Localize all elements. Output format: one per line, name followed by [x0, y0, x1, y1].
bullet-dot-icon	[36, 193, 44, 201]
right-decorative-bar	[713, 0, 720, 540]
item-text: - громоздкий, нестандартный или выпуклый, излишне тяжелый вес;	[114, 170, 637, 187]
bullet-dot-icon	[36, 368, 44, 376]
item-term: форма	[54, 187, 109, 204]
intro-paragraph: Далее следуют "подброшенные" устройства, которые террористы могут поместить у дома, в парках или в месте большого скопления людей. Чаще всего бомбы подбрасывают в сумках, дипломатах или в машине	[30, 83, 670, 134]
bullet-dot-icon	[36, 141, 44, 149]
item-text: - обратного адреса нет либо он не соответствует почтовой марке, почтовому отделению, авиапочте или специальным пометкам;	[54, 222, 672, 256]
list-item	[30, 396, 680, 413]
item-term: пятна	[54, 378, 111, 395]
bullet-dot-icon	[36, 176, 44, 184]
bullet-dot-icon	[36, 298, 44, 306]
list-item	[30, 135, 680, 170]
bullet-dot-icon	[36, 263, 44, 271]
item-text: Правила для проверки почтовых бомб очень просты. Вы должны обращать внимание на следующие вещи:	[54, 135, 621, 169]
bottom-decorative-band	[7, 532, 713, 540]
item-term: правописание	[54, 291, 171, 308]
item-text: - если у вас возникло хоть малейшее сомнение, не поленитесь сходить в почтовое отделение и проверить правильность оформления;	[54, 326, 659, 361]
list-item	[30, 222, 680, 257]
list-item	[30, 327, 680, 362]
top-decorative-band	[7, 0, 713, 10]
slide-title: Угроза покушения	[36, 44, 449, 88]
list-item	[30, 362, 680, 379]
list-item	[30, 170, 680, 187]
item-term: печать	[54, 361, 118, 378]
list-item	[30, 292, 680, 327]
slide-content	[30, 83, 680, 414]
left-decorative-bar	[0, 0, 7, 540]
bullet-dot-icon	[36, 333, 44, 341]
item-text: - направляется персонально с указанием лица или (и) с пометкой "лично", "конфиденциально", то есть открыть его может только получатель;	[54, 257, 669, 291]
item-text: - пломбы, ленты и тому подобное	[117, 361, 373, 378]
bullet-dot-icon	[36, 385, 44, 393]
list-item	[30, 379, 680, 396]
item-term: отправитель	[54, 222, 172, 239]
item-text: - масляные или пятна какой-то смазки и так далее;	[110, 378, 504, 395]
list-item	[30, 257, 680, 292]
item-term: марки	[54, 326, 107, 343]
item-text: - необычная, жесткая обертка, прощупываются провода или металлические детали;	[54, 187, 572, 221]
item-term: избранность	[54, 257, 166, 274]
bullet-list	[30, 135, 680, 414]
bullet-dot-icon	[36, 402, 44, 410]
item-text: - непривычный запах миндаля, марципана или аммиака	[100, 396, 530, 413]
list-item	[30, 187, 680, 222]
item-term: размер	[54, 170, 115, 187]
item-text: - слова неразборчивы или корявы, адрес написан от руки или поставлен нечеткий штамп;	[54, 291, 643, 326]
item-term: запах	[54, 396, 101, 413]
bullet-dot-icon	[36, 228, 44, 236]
───
» **The problem**: Copy the data above verbatim, starting at its first line and ending at the line that contains "263, 44, 271]", both included.

» **Result of this task**:
Localize all elements. Output format: one per line, name followed by [x0, y0, x1, y1].
bullet-dot-icon	[36, 193, 44, 201]
right-decorative-bar	[713, 0, 720, 540]
item-text: - громоздкий, нестандартный или выпуклый, излишне тяжелый вес;	[114, 170, 637, 187]
bullet-dot-icon	[36, 368, 44, 376]
item-term: форма	[54, 187, 109, 204]
intro-paragraph: Далее следуют "подброшенные" устройства, которые террористы могут поместить у дома, в парках или в месте большого скопления людей. Чаще всего бомбы подбрасывают в сумках, дипломатах или в машине	[30, 83, 670, 134]
bullet-dot-icon	[36, 141, 44, 149]
item-text: - обратного адреса нет либо он не соответствует почтовой марке, почтовому отделению, авиапочте или специальным пометкам;	[54, 222, 672, 256]
list-item	[30, 396, 680, 413]
item-term: пятна	[54, 378, 111, 395]
bullet-dot-icon	[36, 176, 44, 184]
bullet-dot-icon	[36, 298, 44, 306]
list-item	[30, 135, 680, 170]
bullet-dot-icon	[36, 263, 44, 271]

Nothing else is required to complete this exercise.